Input records =>
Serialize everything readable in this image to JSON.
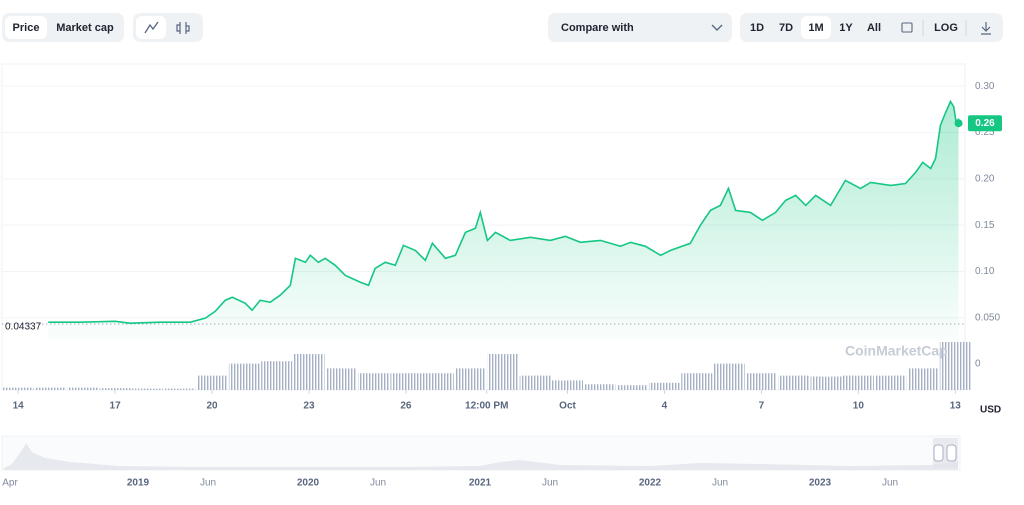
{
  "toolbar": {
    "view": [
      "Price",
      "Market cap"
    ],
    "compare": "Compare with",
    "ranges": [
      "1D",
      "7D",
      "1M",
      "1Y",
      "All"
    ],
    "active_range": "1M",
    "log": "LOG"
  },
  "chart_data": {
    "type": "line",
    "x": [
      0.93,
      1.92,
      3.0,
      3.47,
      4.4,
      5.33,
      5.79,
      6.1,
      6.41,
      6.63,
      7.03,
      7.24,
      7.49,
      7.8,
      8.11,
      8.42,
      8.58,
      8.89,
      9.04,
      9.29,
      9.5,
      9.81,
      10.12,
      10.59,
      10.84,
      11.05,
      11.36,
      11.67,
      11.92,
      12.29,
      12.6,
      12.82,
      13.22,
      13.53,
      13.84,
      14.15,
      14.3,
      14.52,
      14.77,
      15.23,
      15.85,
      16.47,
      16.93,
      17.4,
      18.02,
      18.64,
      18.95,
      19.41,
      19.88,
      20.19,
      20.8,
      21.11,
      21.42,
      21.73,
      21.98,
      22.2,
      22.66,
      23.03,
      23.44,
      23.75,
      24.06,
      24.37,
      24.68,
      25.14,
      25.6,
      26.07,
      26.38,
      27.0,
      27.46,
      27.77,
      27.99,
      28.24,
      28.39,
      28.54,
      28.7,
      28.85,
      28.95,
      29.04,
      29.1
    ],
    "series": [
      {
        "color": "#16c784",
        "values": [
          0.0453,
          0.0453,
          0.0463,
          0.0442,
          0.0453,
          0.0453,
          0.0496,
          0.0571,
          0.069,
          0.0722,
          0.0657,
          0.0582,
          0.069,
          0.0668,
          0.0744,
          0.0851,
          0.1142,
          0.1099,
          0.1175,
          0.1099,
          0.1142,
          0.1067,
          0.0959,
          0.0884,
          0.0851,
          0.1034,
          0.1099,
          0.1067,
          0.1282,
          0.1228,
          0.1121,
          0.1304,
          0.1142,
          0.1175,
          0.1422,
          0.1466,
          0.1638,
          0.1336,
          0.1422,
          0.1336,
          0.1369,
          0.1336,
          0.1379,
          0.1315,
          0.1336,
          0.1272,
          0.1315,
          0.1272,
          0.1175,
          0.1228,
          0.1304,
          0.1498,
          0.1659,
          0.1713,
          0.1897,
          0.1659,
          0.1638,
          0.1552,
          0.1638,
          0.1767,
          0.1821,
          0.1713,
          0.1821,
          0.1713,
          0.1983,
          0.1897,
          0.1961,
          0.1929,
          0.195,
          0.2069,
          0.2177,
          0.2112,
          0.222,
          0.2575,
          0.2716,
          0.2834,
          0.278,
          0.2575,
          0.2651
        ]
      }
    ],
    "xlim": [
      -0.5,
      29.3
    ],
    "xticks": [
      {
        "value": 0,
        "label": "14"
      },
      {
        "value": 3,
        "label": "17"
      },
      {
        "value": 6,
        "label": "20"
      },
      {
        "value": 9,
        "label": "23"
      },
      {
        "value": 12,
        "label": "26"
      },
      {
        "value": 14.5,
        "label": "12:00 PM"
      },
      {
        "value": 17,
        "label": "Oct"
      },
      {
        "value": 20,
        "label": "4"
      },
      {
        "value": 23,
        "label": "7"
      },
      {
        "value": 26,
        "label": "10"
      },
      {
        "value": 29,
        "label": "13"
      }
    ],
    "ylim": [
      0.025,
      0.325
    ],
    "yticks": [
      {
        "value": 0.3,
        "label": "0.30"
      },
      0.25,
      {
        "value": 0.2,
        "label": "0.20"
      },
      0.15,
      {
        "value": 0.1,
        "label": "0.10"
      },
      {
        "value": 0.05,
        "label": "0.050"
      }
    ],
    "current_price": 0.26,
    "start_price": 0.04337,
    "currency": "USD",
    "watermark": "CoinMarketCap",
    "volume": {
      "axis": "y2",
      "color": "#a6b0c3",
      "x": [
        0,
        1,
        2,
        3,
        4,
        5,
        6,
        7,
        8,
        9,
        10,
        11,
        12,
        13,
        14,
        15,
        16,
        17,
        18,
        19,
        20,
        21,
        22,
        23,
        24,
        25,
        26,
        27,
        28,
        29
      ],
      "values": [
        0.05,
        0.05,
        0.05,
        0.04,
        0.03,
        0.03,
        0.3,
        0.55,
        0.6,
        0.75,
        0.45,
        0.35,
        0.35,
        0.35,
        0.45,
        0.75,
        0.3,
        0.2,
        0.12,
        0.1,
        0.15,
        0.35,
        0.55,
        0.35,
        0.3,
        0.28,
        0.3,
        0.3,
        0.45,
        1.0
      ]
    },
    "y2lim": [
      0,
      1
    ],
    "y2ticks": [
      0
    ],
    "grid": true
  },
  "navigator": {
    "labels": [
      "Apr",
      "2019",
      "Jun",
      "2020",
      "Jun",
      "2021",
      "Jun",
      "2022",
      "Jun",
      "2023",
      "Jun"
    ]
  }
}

Problem requirements => Keep the pictures out of your copy, and repeat every entry above exactly.

Worked solution =>
Serialize everything readable in this image to JSON.
{
  "toolbar": {
    "view": [
      "Price",
      "Market cap"
    ],
    "compare": "Compare with",
    "ranges": [
      "1D",
      "7D",
      "1M",
      "1Y",
      "All"
    ],
    "active_range": "1M",
    "log": "LOG"
  },
  "chart_data": {
    "type": "line",
    "x": [
      0.93,
      1.92,
      3.0,
      3.47,
      4.4,
      5.33,
      5.79,
      6.1,
      6.41,
      6.63,
      7.03,
      7.24,
      7.49,
      7.8,
      8.11,
      8.42,
      8.58,
      8.89,
      9.04,
      9.29,
      9.5,
      9.81,
      10.12,
      10.59,
      10.84,
      11.05,
      11.36,
      11.67,
      11.92,
      12.29,
      12.6,
      12.82,
      13.22,
      13.53,
      13.84,
      14.15,
      14.3,
      14.52,
      14.77,
      15.23,
      15.85,
      16.47,
      16.93,
      17.4,
      18.02,
      18.64,
      18.95,
      19.41,
      19.88,
      20.19,
      20.8,
      21.11,
      21.42,
      21.73,
      21.98,
      22.2,
      22.66,
      23.03,
      23.44,
      23.75,
      24.06,
      24.37,
      24.68,
      25.14,
      25.6,
      26.07,
      26.38,
      27.0,
      27.46,
      27.77,
      27.99,
      28.24,
      28.39,
      28.54,
      28.7,
      28.85,
      28.95,
      29.04,
      29.1
    ],
    "series": [
      {
        "color": "#16c784",
        "values": [
          0.0453,
          0.0453,
          0.0463,
          0.0442,
          0.0453,
          0.0453,
          0.0496,
          0.0571,
          0.069,
          0.0722,
          0.0657,
          0.0582,
          0.069,
          0.0668,
          0.0744,
          0.0851,
          0.1142,
          0.1099,
          0.1175,
          0.1099,
          0.1142,
          0.1067,
          0.0959,
          0.0884,
          0.0851,
          0.1034,
          0.1099,
          0.1067,
          0.1282,
          0.1228,
          0.1121,
          0.1304,
          0.1142,
          0.1175,
          0.1422,
          0.1466,
          0.1638,
          0.1336,
          0.1422,
          0.1336,
          0.1369,
          0.1336,
          0.1379,
          0.1315,
          0.1336,
          0.1272,
          0.1315,
          0.1272,
          0.1175,
          0.1228,
          0.1304,
          0.1498,
          0.1659,
          0.1713,
          0.1897,
          0.1659,
          0.1638,
          0.1552,
          0.1638,
          0.1767,
          0.1821,
          0.1713,
          0.1821,
          0.1713,
          0.1983,
          0.1897,
          0.1961,
          0.1929,
          0.195,
          0.2069,
          0.2177,
          0.2112,
          0.222,
          0.2575,
          0.2716,
          0.2834,
          0.278,
          0.2575,
          0.2651
        ]
      }
    ],
    "xlim": [
      -0.5,
      29.3
    ],
    "xticks": [
      {
        "value": 0,
        "label": "14"
      },
      {
        "value": 3,
        "label": "17"
      },
      {
        "value": 6,
        "label": "20"
      },
      {
        "value": 9,
        "label": "23"
      },
      {
        "value": 12,
        "label": "26"
      },
      {
        "value": 14.5,
        "label": "12:00 PM"
      },
      {
        "value": 17,
        "label": "Oct"
      },
      {
        "value": 20,
        "label": "4"
      },
      {
        "value": 23,
        "label": "7"
      },
      {
        "value": 26,
        "label": "10"
      },
      {
        "value": 29,
        "label": "13"
      }
    ],
    "ylim": [
      0.025,
      0.325
    ],
    "yticks": [
      {
        "value": 0.3,
        "label": "0.30"
      },
      0.25,
      {
        "value": 0.2,
        "label": "0.20"
      },
      0.15,
      {
        "value": 0.1,
        "label": "0.10"
      },
      {
        "value": 0.05,
        "label": "0.050"
      }
    ],
    "current_price": 0.26,
    "start_price": 0.04337,
    "currency": "USD",
    "watermark": "CoinMarketCap",
    "volume": {
      "axis": "y2",
      "color": "#a6b0c3",
      "x": [
        0,
        1,
        2,
        3,
        4,
        5,
        6,
        7,
        8,
        9,
        10,
        11,
        12,
        13,
        14,
        15,
        16,
        17,
        18,
        19,
        20,
        21,
        22,
        23,
        24,
        25,
        26,
        27,
        28,
        29
      ],
      "values": [
        0.05,
        0.05,
        0.05,
        0.04,
        0.03,
        0.03,
        0.3,
        0.55,
        0.6,
        0.75,
        0.45,
        0.35,
        0.35,
        0.35,
        0.45,
        0.75,
        0.3,
        0.2,
        0.12,
        0.1,
        0.15,
        0.35,
        0.55,
        0.35,
        0.3,
        0.28,
        0.3,
        0.3,
        0.45,
        1.0
      ]
    },
    "y2lim": [
      0,
      1
    ],
    "y2ticks": [
      0
    ],
    "grid": true
  },
  "navigator": {
    "labels": [
      "Apr",
      "2019",
      "Jun",
      "2020",
      "Jun",
      "2021",
      "Jun",
      "2022",
      "Jun",
      "2023",
      "Jun"
    ]
  }
}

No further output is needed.